### [TAREFA ESCRITA A]
Resuma em duas frases o artigo sobre o oitavo volume da coleção de Pedagogia Social.

### [ARTIGO]
Por isso, esse oitavo volume da coleção Práticas e Teoria da Pedagogia Social, uma parceria da Paco Editorial e o Grupo de Estudos, Pesquisas e Extensão Fora da Sala de Aula, da Faculdade de Formação de Professores da Universidade do Estado do Rio de Janeiro – FFP/Uerj, traz capítulos de autores que estão preocupados com a discussão sobre os conceitos fundantes da Pedagogia Social – a educação formal, não formal e informal – para entender qual o impacto dessas práticas nas estruturas socioeducacionais brasileiras e, com isso, contribuir para o arcabouço específico da construção da Pedagogia Social brasileira.
Esta intenção já podemos entender no texto Pela defesa do não escolar: para além do formal, não formal e informal na educação básica
, de Arthur Vianna Ferreira, Marcio Bernardino Sirino e Patricia Flavia Mota, organizadores dessa coleção. O ponto de partida da discussão passa, não somente pela capacidade de fazermos a diferenciação entre esses elementos importantes da educação não escolar, mas termos consciência do impacto dos mesmos na educação básica brasileira, não entendendo este espaço escolar isolado do restante da vida desse indivíduo que se encontra imerso em práticas socioeducativas nas demais instituições sociais que compõem a nossa sociedade. A partir deste contexto, introduzimos os demais textos dessa discussão.
Os capítulos Coletivo de Leituras e Investigações em Pedagogia Social: ações ‘formais, ‘não formais’ e ‘informais’ nas dependências da Universidade Castelo Branco
, de Marcio Bernardino Sirino, Patricia Flavia Mota, Angélica Cristina Bezerra, Liliane Machado Vieira da Costa e Cláudio de Oliveira; Pedagogia Social: múltiplos olhares na educação contemporânea
, de Jacy Marques Passos, Thainá Maria da Silva Quitete e Elaine de Oliveira Ferreira; Projeto Brincar é o Melhor Remédio: análise de uma experiência no campo da Pedagogia Social
, de Luísa Helmer Trindad, Emmily Rodrigues Galvão, Victor Reis Mazzei e André da Silva Mello; Literatura periférica-marginal e educação não formal
, de Maurício Silva; A educação não escolar na formação do pedagogo: uma análise a partir das Diretrizes Curriculares do curso de Pedagogia
, de Mariana Aparecida Serejo de Souza; e, Uma pedagogia cidadã na era da comunicação mediada por computador: redes sociais e plataformas on-line no ensino de Língua Portuguesa na universidade – uma proposta
, de Anne Greice Soares La Regina, se apresentam como uma arena profícua para a discussão sobre os impactos da Pedagogia Social nas diversas áreas de atuação no Brasil e sobre como esses conceitos são (re)inventados à medida em que os sujeitos destas práticas se deparam com as diversas realidades do contexto social brasileiro.

### [TAREFA ESCRITA B]
Reescreva somente o trecho das entradas que vai do início delas até a linha que contém "progress-segment-remaining (323, 137, 380, 141)", incluindo as duas pontas. Substitua "map-icon" por "map-symbol" e mantenha todo o resto inalterado.

[Entradas de regiões rotuladas]
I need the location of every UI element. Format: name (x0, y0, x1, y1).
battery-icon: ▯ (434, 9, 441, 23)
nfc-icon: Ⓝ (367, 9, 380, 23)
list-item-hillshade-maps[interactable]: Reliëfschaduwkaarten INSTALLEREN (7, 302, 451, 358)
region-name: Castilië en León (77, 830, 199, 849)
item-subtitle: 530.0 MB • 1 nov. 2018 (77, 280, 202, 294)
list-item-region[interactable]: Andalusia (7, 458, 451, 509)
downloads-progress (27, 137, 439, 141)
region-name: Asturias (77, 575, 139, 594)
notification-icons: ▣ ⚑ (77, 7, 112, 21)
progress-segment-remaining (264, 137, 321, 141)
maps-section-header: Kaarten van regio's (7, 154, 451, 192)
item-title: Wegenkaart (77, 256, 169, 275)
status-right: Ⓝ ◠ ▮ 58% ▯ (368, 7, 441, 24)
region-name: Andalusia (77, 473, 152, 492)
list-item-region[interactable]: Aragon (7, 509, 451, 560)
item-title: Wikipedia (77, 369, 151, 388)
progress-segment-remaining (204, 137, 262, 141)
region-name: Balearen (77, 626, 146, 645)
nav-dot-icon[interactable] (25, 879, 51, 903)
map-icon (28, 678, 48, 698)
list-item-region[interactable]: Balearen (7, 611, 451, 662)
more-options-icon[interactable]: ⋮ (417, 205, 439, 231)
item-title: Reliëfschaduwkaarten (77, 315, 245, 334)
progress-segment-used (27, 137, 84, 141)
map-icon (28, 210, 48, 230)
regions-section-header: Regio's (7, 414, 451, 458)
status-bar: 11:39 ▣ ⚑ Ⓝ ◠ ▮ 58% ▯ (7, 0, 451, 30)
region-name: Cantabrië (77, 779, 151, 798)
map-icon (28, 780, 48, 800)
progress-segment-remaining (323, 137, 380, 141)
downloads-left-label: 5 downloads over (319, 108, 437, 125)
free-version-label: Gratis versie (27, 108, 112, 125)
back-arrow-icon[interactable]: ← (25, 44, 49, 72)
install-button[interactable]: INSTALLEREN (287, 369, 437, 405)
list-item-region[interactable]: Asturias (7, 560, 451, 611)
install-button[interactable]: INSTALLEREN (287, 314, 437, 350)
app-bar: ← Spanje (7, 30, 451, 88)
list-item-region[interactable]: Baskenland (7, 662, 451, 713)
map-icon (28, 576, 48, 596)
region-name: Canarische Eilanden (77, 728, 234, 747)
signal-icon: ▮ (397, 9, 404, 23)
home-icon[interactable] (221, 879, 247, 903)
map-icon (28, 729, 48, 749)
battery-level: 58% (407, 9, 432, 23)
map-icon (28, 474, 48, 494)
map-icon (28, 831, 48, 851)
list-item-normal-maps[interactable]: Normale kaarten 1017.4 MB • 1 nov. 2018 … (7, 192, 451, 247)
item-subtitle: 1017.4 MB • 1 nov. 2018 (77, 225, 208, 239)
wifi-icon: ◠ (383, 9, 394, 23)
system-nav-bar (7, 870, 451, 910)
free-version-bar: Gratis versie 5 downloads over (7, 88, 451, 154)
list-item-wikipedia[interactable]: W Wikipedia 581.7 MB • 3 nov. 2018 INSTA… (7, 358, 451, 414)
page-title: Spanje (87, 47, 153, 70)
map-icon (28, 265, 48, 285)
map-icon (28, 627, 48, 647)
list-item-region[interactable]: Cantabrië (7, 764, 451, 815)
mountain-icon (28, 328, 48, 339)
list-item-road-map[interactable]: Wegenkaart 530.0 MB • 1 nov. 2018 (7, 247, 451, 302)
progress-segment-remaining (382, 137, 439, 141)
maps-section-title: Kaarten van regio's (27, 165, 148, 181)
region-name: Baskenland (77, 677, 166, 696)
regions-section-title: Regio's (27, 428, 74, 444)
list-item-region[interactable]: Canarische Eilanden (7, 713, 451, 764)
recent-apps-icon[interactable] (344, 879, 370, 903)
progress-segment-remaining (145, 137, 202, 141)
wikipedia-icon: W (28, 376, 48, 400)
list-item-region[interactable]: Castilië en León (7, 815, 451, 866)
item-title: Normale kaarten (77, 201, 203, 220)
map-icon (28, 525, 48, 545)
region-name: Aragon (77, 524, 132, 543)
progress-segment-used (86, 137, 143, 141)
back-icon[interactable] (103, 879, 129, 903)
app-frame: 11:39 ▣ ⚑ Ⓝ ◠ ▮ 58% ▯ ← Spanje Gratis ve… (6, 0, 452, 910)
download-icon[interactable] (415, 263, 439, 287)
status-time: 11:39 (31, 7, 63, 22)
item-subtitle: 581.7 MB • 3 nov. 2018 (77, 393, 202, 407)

### [SOLUÇÃO DA TAREFA A]
O oitavo volume da coleção Práticas e Teoria da Pedagogia Social é uma parceria da Paco Editorial com o Grupo de Estudos, Pesquisas e Extensão Fora da Sala de Aula, da FFP/Uerj. O volume reúne capítulos que discutem a educação formal, não formal e informal e o impacto dessas práticas nas estruturas socioeducacionais brasileiras, bem como a maneira como esses conceitos são (re)inventados diante das diversas realidades do contexto social brasileiro.

### [SOLUÇÃO DA TAREFA B]
I need the location of every UI element. Format: name (x0, y0, x1, y1).
battery-icon: ▯ (434, 9, 441, 23)
nfc-icon: Ⓝ (367, 9, 380, 23)
list-item-hillshade-maps[interactable]: Reliëfschaduwkaarten INSTALLEREN (7, 302, 451, 358)
region-name: Castilië en León (77, 830, 199, 849)
item-subtitle: 530.0 MB • 1 nov. 2018 (77, 280, 202, 294)
list-item-region[interactable]: Andalusia (7, 458, 451, 509)
downloads-progress (27, 137, 439, 141)
region-name: Asturias (77, 575, 139, 594)
notification-icons: ▣ ⚑ (77, 7, 112, 21)
progress-segment-remaining (264, 137, 321, 141)
maps-section-header: Kaarten van regio's (7, 154, 451, 192)
item-title: Wegenkaart (77, 256, 169, 275)
status-right: Ⓝ ◠ ▮ 58% ▯ (368, 7, 441, 24)
region-name: Andalusia (77, 473, 152, 492)
list-item-region[interactable]: Aragon (7, 509, 451, 560)
item-title: Wikipedia (77, 369, 151, 388)
progress-segment-remaining (204, 137, 262, 141)
region-name: Balearen (77, 626, 146, 645)
nav-dot-icon[interactable] (25, 879, 51, 903)
map-symbol (28, 678, 48, 698)
list-item-region[interactable]: Balearen (7, 611, 451, 662)
more-options-icon[interactable]: ⋮ (417, 205, 439, 231)
item-title: Reliëfschaduwkaarten (77, 315, 245, 334)
progress-segment-used (27, 137, 84, 141)
map-symbol (28, 210, 48, 230)
regions-section-header: Regio's (7, 414, 451, 458)
status-bar: 11:39 ▣ ⚑ Ⓝ ◠ ▮ 58% ▯ (7, 0, 451, 30)
region-name: Cantabrië (77, 779, 151, 798)
map-symbol (28, 780, 48, 800)
progress-segment-remaining (323, 137, 380, 141)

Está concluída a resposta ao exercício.